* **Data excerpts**
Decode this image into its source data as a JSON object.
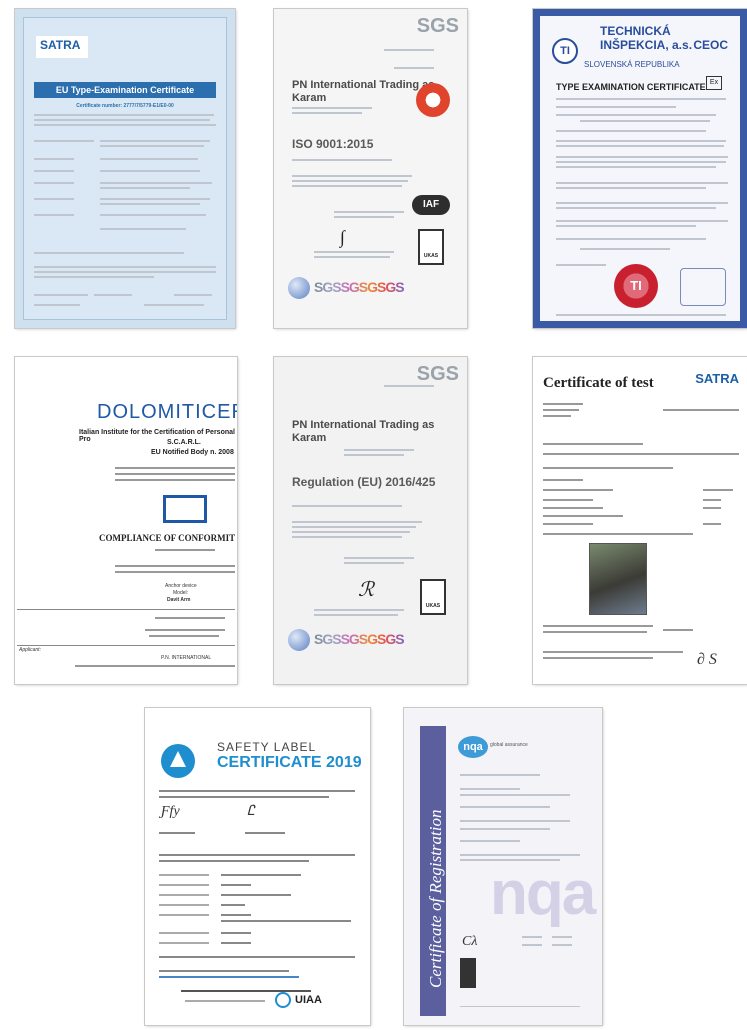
{
  "certificates": [
    {
      "id": "satra-eu",
      "logo": "SATRA",
      "title": "EU Type-Examination Certificate",
      "number_line": "Certificate number: 2777/7/5779-E1/E0-00"
    },
    {
      "id": "sgs-iso",
      "logo": "SGS",
      "company": "PN International Trading as Karam",
      "standard": "ISO 9001:2015",
      "iaf": "IAF",
      "ukas": "UKAS",
      "strip": "SGSSGSGSGS"
    },
    {
      "id": "technicka",
      "org": "TECHNICKÁ INŠPEKCIA, a.s.",
      "org_short": "TI",
      "ceoc": "CEOC",
      "country": "SLOVENSKÁ REPUBLIKA",
      "title": "TYPE EXAMINATION CERTIFICATE",
      "ex_mark": "Ex",
      "seal": "TI"
    },
    {
      "id": "dolomiticert",
      "logo": "DOLOMITICER",
      "line1": "Italian Institute for the Certification of Personal Pro",
      "line2": "S.C.A.R.L.",
      "line3": "EU Notified Body n. 2008",
      "compliance": "COMPLIANCE OF CONFORMIT",
      "device1": "Anchor device",
      "device2": "Model:",
      "device3": "Davit Arm",
      "applicant_label": "Applicant:",
      "applicant": "P.N. INTERNATIONAL"
    },
    {
      "id": "sgs-reg",
      "logo": "SGS",
      "company": "PN International Trading as Karam",
      "standard": "Regulation (EU) 2016/425",
      "ukas": "UKAS",
      "strip": "SGSSGSGSGS"
    },
    {
      "id": "satra-test",
      "title": "Certificate of test",
      "logo": "SATRA"
    },
    {
      "id": "safety-label",
      "label": "SAFETY LABEL",
      "title": "CERTIFICATE 2019",
      "uiaa": "UIAA"
    },
    {
      "id": "nqa",
      "badge": "nqa",
      "tag": "global assurance",
      "vertical": "Certificate of Registration",
      "watermark": "nqa"
    }
  ],
  "colors": {
    "satra_blue": "#2b6fae",
    "ti_blue": "#3a5aa6",
    "dolomiti_blue": "#1f58a6",
    "nqa_purple": "#5b5f9e",
    "safety_blue": "#1f8ecf"
  }
}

* **Problem to solve**
All the records above need to be given again word for word. Skip the pictures.

* **Exercise solution**
Decode this image into its source data as a JSON object.
{
  "certificates": [
    {
      "id": "satra-eu",
      "logo": "SATRA",
      "title": "EU Type-Examination Certificate",
      "number_line": "Certificate number: 2777/7/5779-E1/E0-00"
    },
    {
      "id": "sgs-iso",
      "logo": "SGS",
      "company": "PN International Trading as Karam",
      "standard": "ISO 9001:2015",
      "iaf": "IAF",
      "ukas": "UKAS",
      "strip": "SGSSGSGSGS"
    },
    {
      "id": "technicka",
      "org": "TECHNICKÁ INŠPEKCIA, a.s.",
      "org_short": "TI",
      "ceoc": "CEOC",
      "country": "SLOVENSKÁ REPUBLIKA",
      "title": "TYPE EXAMINATION CERTIFICATE",
      "ex_mark": "Ex",
      "seal": "TI"
    },
    {
      "id": "dolomiticert",
      "logo": "DOLOMITICER",
      "line1": "Italian Institute for the Certification of Personal Pro",
      "line2": "S.C.A.R.L.",
      "line3": "EU Notified Body n. 2008",
      "compliance": "COMPLIANCE OF CONFORMIT",
      "device1": "Anchor device",
      "device2": "Model:",
      "device3": "Davit Arm",
      "applicant_label": "Applicant:",
      "applicant": "P.N. INTERNATIONAL"
    },
    {
      "id": "sgs-reg",
      "logo": "SGS",
      "company": "PN International Trading as Karam",
      "standard": "Regulation (EU) 2016/425",
      "ukas": "UKAS",
      "strip": "SGSSGSGSGS"
    },
    {
      "id": "satra-test",
      "title": "Certificate of test",
      "logo": "SATRA"
    },
    {
      "id": "safety-label",
      "label": "SAFETY LABEL",
      "title": "CERTIFICATE 2019",
      "uiaa": "UIAA"
    },
    {
      "id": "nqa",
      "badge": "nqa",
      "tag": "global assurance",
      "vertical": "Certificate of Registration",
      "watermark": "nqa"
    }
  ],
  "colors": {
    "satra_blue": "#2b6fae",
    "ti_blue": "#3a5aa6",
    "dolomiti_blue": "#1f58a6",
    "nqa_purple": "#5b5f9e",
    "safety_blue": "#1f8ecf"
  }
}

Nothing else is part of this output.